-- WRITTEN TASK --
Return all of the entries exactly, with nothing added or left out.

-- THE RECORDS --

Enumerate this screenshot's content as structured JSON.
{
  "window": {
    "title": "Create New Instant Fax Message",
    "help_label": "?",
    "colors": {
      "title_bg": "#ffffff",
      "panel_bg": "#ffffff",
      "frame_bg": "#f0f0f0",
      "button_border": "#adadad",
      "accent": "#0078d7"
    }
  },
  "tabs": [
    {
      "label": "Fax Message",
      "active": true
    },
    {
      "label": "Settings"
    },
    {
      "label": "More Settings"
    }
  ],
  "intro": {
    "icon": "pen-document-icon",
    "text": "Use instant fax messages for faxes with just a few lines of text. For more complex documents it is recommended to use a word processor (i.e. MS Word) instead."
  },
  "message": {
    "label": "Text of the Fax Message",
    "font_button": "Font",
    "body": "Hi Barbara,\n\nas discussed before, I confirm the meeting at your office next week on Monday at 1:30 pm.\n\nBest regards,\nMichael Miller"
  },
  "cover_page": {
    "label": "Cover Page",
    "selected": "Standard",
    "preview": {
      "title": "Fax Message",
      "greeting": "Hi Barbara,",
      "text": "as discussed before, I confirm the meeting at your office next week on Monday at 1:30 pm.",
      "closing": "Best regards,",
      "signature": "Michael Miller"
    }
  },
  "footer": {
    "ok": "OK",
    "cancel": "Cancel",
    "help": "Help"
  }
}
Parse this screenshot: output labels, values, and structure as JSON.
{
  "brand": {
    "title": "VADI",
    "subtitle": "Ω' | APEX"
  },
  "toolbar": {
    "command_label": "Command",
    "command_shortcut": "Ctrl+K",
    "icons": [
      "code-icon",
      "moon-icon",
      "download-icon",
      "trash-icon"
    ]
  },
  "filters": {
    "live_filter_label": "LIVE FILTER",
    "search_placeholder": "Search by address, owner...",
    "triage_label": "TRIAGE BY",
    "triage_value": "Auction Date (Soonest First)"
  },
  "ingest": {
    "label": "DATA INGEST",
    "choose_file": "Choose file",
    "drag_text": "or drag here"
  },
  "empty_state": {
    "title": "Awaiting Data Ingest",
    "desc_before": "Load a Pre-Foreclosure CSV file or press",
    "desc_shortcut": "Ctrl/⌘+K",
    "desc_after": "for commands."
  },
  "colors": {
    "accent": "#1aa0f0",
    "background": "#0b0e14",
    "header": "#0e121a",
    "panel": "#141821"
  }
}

-- EXERCISE ANSWER --
Enumerate this screenshot's content as structured JSON.
{
  "window": {
    "title": "Create New Instant Fax Message",
    "help_label": "?",
    "colors": {
      "title_bg": "#ffffff",
      "panel_bg": "#ffffff",
      "frame_bg": "#f0f0f0",
      "button_border": "#adadad",
      "accent": "#0078d7"
    }
  },
  "tabs": [
    {
      "label": "Fax Message",
      "active": true
    },
    {
      "label": "Settings"
    },
    {
      "label": "More Settings"
    }
  ],
  "intro": {
    "icon": "pen-document-icon",
    "text": "Use instant fax messages for faxes with just a few lines of text. For more complex documents it is recommended to use a word processor (i.e. MS Word) instead."
  },
  "message": {
    "label": "Text of the Fax Message",
    "font_button": "Font",
    "body": "Hi Barbara,\n\nas discussed before, I confirm the meeting at your office next week on Monday at 1:30 pm.\n\nBest regards,\nMichael Miller"
  },
  "cover_page": {
    "label": "Cover Page",
    "selected": "Standard",
    "preview": {
      "title": "Fax Message",
      "greeting": "Hi Barbara,",
      "text": "as discussed before, I confirm the meeting at your office next week on Monday at 1:30 pm.",
      "closing": "Best regards,",
      "signature": "Michael Miller"
    }
  },
  "footer": {
    "ok": "OK",
    "cancel": "Cancel",
    "help": "Help"
  }
}
Parse this screenshot: output labels, values, and structure as JSON.
{
  "brand": {
    "title": "VADI",
    "subtitle": "Ω' | APEX"
  },
  "toolbar": {
    "command_label": "Command",
    "command_shortcut": "Ctrl+K",
    "icons": [
      "code-icon",
      "moon-icon",
      "download-icon",
      "trash-icon"
    ]
  },
  "filters": {
    "live_filter_label": "LIVE FILTER",
    "search_placeholder": "Search by address, owner...",
    "triage_label": "TRIAGE BY",
    "triage_value": "Auction Date (Soonest First)"
  },
  "ingest": {
    "label": "DATA INGEST",
    "choose_file": "Choose file",
    "drag_text": "or drag here"
  },
  "empty_state": {
    "title": "Awaiting Data Ingest",
    "desc_before": "Load a Pre-Foreclosure CSV file or press",
    "desc_shortcut": "Ctrl/⌘+K",
    "desc_after": "for commands."
  },
  "colors": {
    "accent": "#1aa0f0",
    "background": "#0b0e14",
    "header": "#0e121a",
    "panel": "#141821"
  }
}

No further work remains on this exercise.